● **The exercise**: Please give back only the part of the entries that opens with the line containing "- legend-label: Electricity, Gas, Water" and closes with the line containing "- legend-label: Public", switching "data-label" to "value-label" and leaving everything else unchanged.

● **Data to use**:

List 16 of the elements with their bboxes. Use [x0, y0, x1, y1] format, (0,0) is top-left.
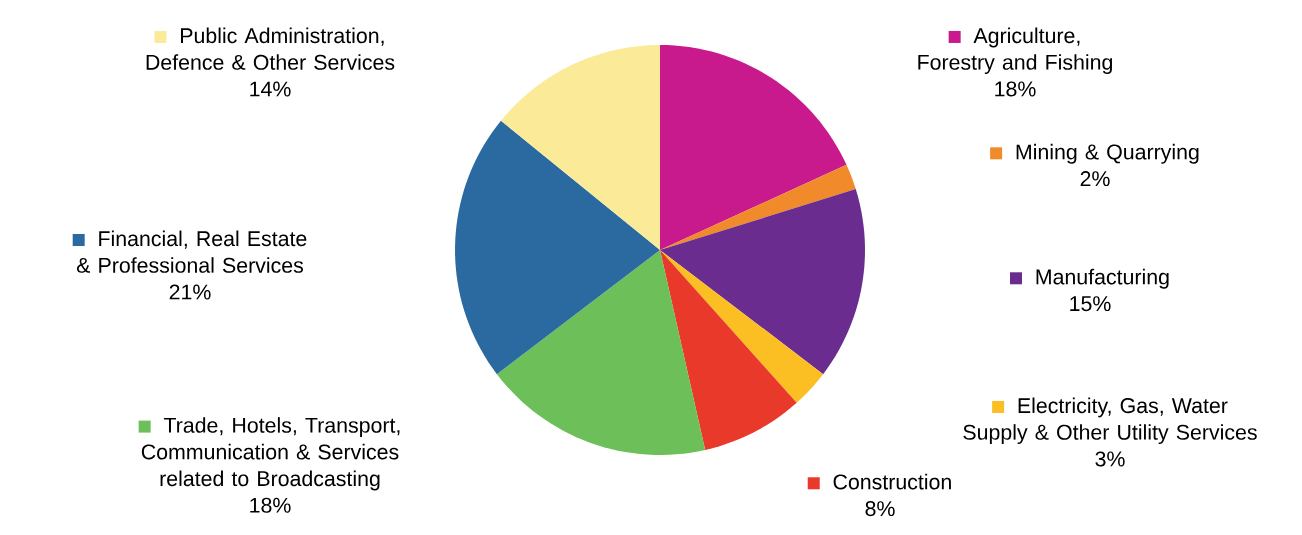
- legend-label: Electricity, Gas, Water Supply & Other Utility Services: [963, 397, 1257, 445]
- data-label: 21%: [169, 284, 211, 300]
- data-label: 14%: [250, 81, 291, 97]
- data-label: 2%: [1080, 171, 1110, 187]
- legend-label: Agriculture, Forestry and Fishing: [918, 27, 1113, 75]
- data-label: 3%: [1095, 451, 1125, 467]
- legend-label: Public Administration, Defence & Other Services: [146, 27, 395, 70]
- legend-label: Trade, Hotels, Transport, Communication & Services related to Broadcasting: [141, 417, 400, 491]
- data-label: 18%: [250, 497, 291, 513]
- data-label: 15%: [1070, 296, 1111, 312]
- legend-label: Financial, Real Estate & Professional Services: [76, 230, 307, 273]
- data-label: 8%: [865, 501, 895, 517]
- legend-label: Mining & Quarrying: [1016, 143, 1199, 164]
- legend-label: Manufacturing: [1036, 268, 1169, 289]
- legend-label: Construction: [833, 473, 951, 490]
- data-label: 18%: [995, 81, 1036, 97]
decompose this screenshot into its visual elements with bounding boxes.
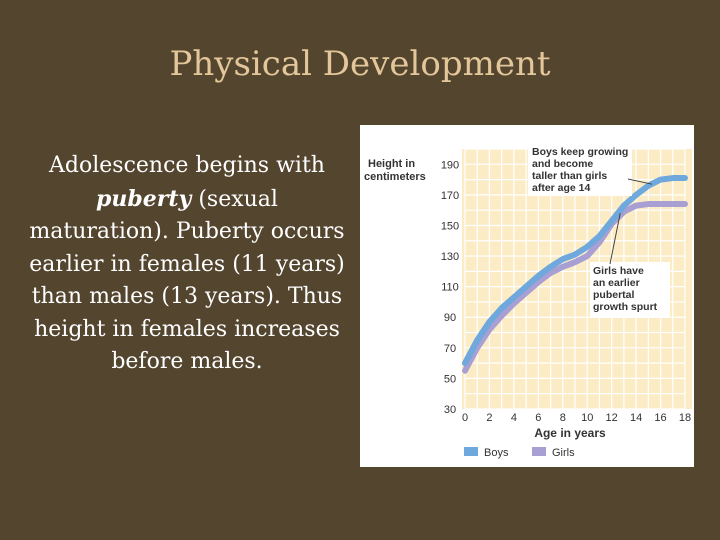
- x-tick-label: 16: [654, 412, 666, 424]
- y-tick-label: 90: [444, 312, 456, 324]
- legend-label-boys: Boys: [484, 447, 509, 459]
- x-tick-label: 14: [630, 412, 642, 424]
- y-axis-title-line: centimeters: [364, 171, 426, 183]
- x-tick-label: 0: [462, 412, 468, 424]
- annotation-leader-girls: [609, 213, 621, 265]
- y-tick-label: 110: [441, 282, 459, 294]
- y-tick-labels: 30 50 70 90 110 130 150 170 190: [441, 159, 459, 416]
- annotation-text-girls: Girls have: [593, 265, 644, 277]
- growth-chart: Height in centimeters 30 50 70 90 110 130 150 17…: [360, 125, 694, 467]
- y-tick-label: 150: [441, 220, 459, 232]
- legend-swatch-girls: [532, 447, 546, 456]
- legend-label-girls: Girls: [552, 447, 575, 459]
- annotation-leader-boys: [627, 178, 653, 185]
- slide-title: Physical Development: [169, 44, 551, 84]
- series-line-girls: [462, 201, 688, 374]
- x-tick-label: 12: [606, 412, 618, 424]
- annotation-text-boys: after age 14: [532, 182, 591, 194]
- y-tick-label: 130: [441, 251, 459, 263]
- x-axis-title: Age in years: [534, 426, 606, 440]
- annotation-text-girls: growth spurt: [593, 301, 658, 313]
- body-text-rest: (sexual maturation). Puberty occurs earl…: [29, 186, 345, 375]
- x-tick-label: 8: [560, 412, 566, 424]
- x-tick-label: 2: [486, 412, 492, 424]
- x-tick-label: 4: [511, 412, 517, 424]
- legend-swatch-boys: [464, 447, 478, 456]
- y-tick-label: 70: [444, 343, 456, 355]
- series-line-boys: [462, 175, 688, 367]
- body-text-emphasis: puberty: [96, 185, 192, 212]
- x-tick-label: 10: [581, 412, 593, 424]
- annotation-text-boys: and become: [532, 158, 593, 170]
- body-text-start: Adolescence begins with: [49, 153, 325, 178]
- x-tick-label: 18: [679, 412, 691, 424]
- slide-body-text: Adolescence begins with puberty (sexual …: [28, 150, 346, 379]
- y-axis-title-line: Height in: [368, 158, 415, 170]
- series-lines: [462, 175, 688, 374]
- y-tick-label: 30: [444, 404, 456, 416]
- x-tick-label: 6: [535, 412, 541, 424]
- x-tick-labels: 0 2 4 6 8 10 12 14 16 18: [462, 412, 691, 424]
- annotation-text-girls: pubertal: [593, 289, 635, 301]
- annotation-text-girls: an earlier: [593, 277, 640, 289]
- annotation-text-boys: Boys keep growing: [532, 146, 628, 158]
- y-tick-label: 50: [444, 373, 456, 385]
- chart-legend: Boys Girls: [464, 447, 575, 459]
- annotation-box-boys: [528, 144, 632, 196]
- annotation-text-boys: taller than girls: [532, 170, 607, 182]
- y-tick-label: 190: [441, 159, 459, 171]
- y-tick-label: 170: [441, 190, 459, 202]
- annotation-box-girls: [590, 262, 670, 318]
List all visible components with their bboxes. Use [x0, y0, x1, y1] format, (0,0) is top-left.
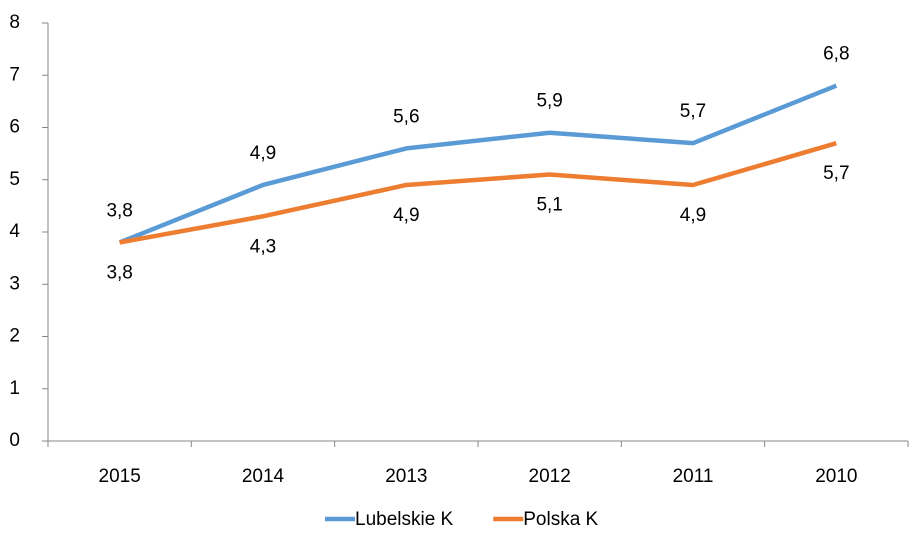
x-tick-label: 2011: [673, 466, 714, 487]
x-tick-label: 2010: [815, 466, 857, 487]
data-label: 6,8: [823, 44, 849, 65]
x-tick-label: 2015: [99, 466, 141, 487]
y-tick-label: 4: [9, 221, 20, 242]
data-label: 4,3: [250, 236, 276, 257]
data-label: 4,9: [680, 205, 706, 226]
data-label: 3,8: [106, 262, 132, 283]
y-tick-label: 3: [9, 273, 20, 294]
y-tick-label: 1: [9, 378, 20, 399]
series-line: [119, 141, 837, 245]
data-label: 4,9: [250, 143, 276, 164]
y-tick-label: 0: [9, 430, 20, 451]
data-label: 5,7: [680, 101, 706, 122]
legend-label: Lubelskie K: [355, 509, 454, 530]
y-tick-label: 6: [9, 117, 20, 138]
data-label: 5,1: [536, 195, 562, 216]
x-tick-label: 2013: [385, 466, 427, 487]
data-label: 4,9: [393, 205, 419, 226]
series-line: [118, 83, 838, 245]
data-label: 5,7: [823, 163, 849, 184]
legend-label: Polska K: [523, 509, 598, 530]
y-tick-label: 5: [9, 169, 20, 190]
y-tick-label: 2: [9, 326, 20, 347]
x-tick-label: 2012: [529, 466, 571, 487]
data-label: 5,6: [393, 106, 419, 127]
data-label: 5,9: [536, 91, 562, 112]
y-tick-label: 8: [9, 12, 20, 33]
y-tick-label: 7: [9, 64, 20, 85]
x-tick-label: 2014: [242, 466, 285, 487]
data-label: 3,8: [106, 200, 132, 221]
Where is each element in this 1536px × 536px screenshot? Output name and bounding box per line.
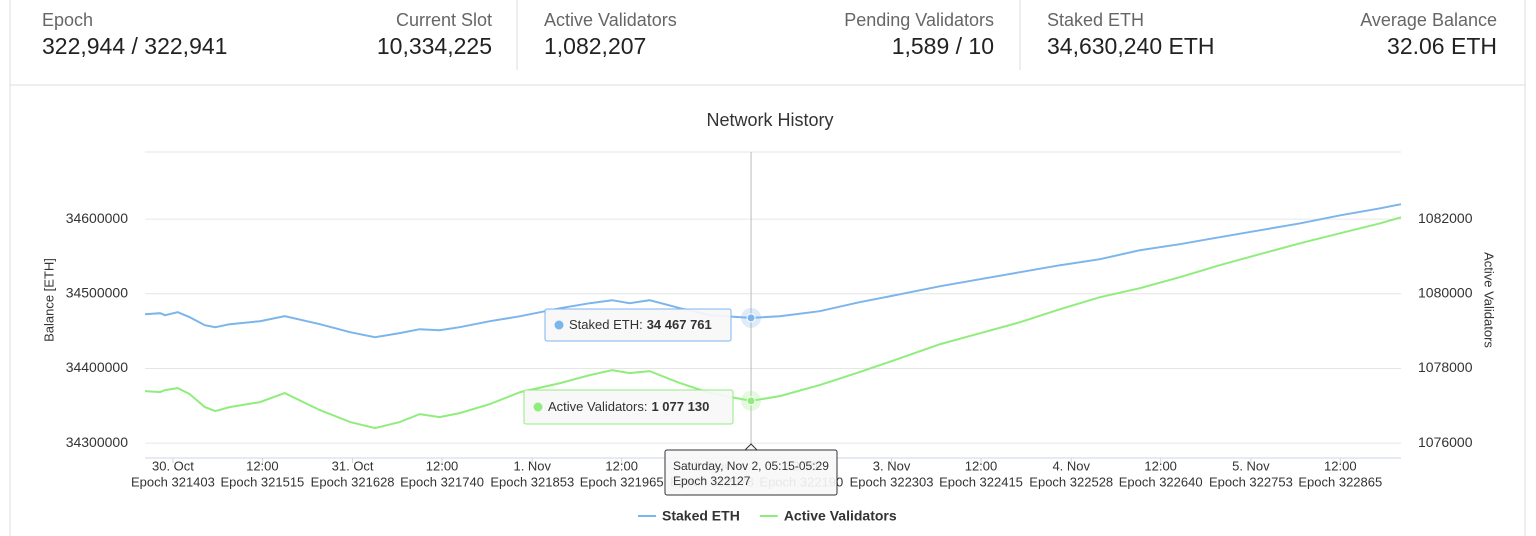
x-tick-epoch: Epoch 322528 xyxy=(1029,474,1113,489)
tooltip-box xyxy=(544,308,732,342)
tooltip-pointer xyxy=(743,443,759,451)
x-tick-label: 4. Nov xyxy=(1052,458,1090,473)
tooltip-dot xyxy=(533,402,543,412)
x-tick-label: 12:00 xyxy=(605,458,638,473)
stat-value: 1,589 / 10 xyxy=(892,33,994,59)
tooltip-text: Active Validators: 1 077 130 xyxy=(548,399,709,414)
x-tick-epoch: Epoch 322640 xyxy=(1119,474,1203,489)
stat-value: 1,082,207 xyxy=(544,33,646,59)
stat-label: Pending Validators xyxy=(844,10,994,30)
y2-tick-label: 1080000 xyxy=(1418,285,1473,301)
y-tick-label: 34400000 xyxy=(66,359,129,375)
series-line xyxy=(144,216,1402,430)
legend-label: Active Validators xyxy=(784,508,897,524)
tooltip-text: Staked ETH: 34 467 761 xyxy=(569,317,712,332)
series-line xyxy=(144,203,1402,339)
x-tick-epoch: Epoch 322865 xyxy=(1298,474,1382,489)
x-tick-label: 31. Oct xyxy=(332,458,374,473)
x-tick-epoch: Epoch 322303 xyxy=(850,474,934,489)
tooltip-box xyxy=(523,389,734,425)
y2-axis-title: Active Validators xyxy=(1482,252,1497,348)
y-axis-title: Balance [ETH] xyxy=(41,258,56,342)
y-tick-label: 34500000 xyxy=(66,285,129,301)
stat-value: 32.06 ETH xyxy=(1387,33,1497,59)
x-tick-epoch: Epoch 321853 xyxy=(490,474,574,489)
x-tick-label: 30. Oct xyxy=(152,458,194,473)
x-tick-epoch: Epoch 321515 xyxy=(220,474,304,489)
x-tick-epoch: Epoch 322415 xyxy=(939,474,1023,489)
stat-value: 34,630,240 ETH xyxy=(1047,33,1215,59)
x-tick-label: 12:00 xyxy=(1324,458,1357,473)
stat-label: Current Slot xyxy=(396,10,492,30)
x-tick-epoch: Epoch 321628 xyxy=(311,474,395,489)
tooltip-label: Active Validators: xyxy=(548,399,647,414)
x-tick-epoch: Epoch 321403 xyxy=(131,474,215,489)
chart-title: Network History xyxy=(706,110,833,130)
x-tick-epoch: Epoch 321965 xyxy=(580,474,664,489)
stat-value: 322,944 / 322,941 xyxy=(42,33,227,59)
stat-label: Active Validators xyxy=(544,10,677,30)
tooltip-value: 1 077 130 xyxy=(651,399,709,414)
stats-card xyxy=(9,0,1526,86)
x-tick-label: 12:00 xyxy=(1144,458,1177,473)
x-tick-label: 5. Nov xyxy=(1232,458,1270,473)
tooltip-title: Saturday, Nov 2, 05:15-05:29 xyxy=(673,459,829,473)
y2-tick-label: 1078000 xyxy=(1418,359,1473,375)
x-tick-label: 12:00 xyxy=(246,458,279,473)
y-tick-label: 34300000 xyxy=(66,434,129,450)
x-tick-label: 12:00 xyxy=(965,458,998,473)
x-tick-epoch: Epoch 322753 xyxy=(1209,474,1293,489)
stat-label: Average Balance xyxy=(1360,10,1497,30)
stat-label: Staked ETH xyxy=(1047,10,1144,30)
tooltip-epoch: Epoch 322127 xyxy=(673,474,751,488)
stat-label: Epoch xyxy=(42,10,93,30)
hover-point xyxy=(746,313,756,323)
hover-point xyxy=(746,396,756,406)
tooltip-label: Staked ETH: xyxy=(569,317,643,332)
x-tick-label: 3. Nov xyxy=(873,458,911,473)
tooltip-dot xyxy=(554,320,564,330)
y2-tick-label: 1076000 xyxy=(1418,434,1473,450)
stat-value: 10,334,225 xyxy=(377,33,492,59)
legend-label: Staked ETH xyxy=(662,508,740,524)
x-tick-label: 1. Nov xyxy=(513,458,551,473)
y-tick-label: 34600000 xyxy=(66,210,129,226)
y2-tick-label: 1082000 xyxy=(1418,210,1473,226)
x-tick-epoch: Epoch 321740 xyxy=(400,474,484,489)
tooltip-value: 34 467 761 xyxy=(647,317,712,332)
x-tick-label: 12:00 xyxy=(426,458,459,473)
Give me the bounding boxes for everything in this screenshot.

● **Answer to this exercise**:
- legend-label: Electricity, Gas, Water Supply & Other Utility Services: [963, 397, 1257, 445]
- value-label: 21%: [169, 284, 211, 300]
- value-label: 14%: [250, 81, 291, 97]
- value-label: 2%: [1080, 171, 1110, 187]
- legend-label: Agriculture, Forestry and Fishing: [918, 27, 1113, 75]
- value-label: 3%: [1095, 451, 1125, 467]
- legend-label: Public Administration, Defence & Other Services: [146, 27, 395, 70]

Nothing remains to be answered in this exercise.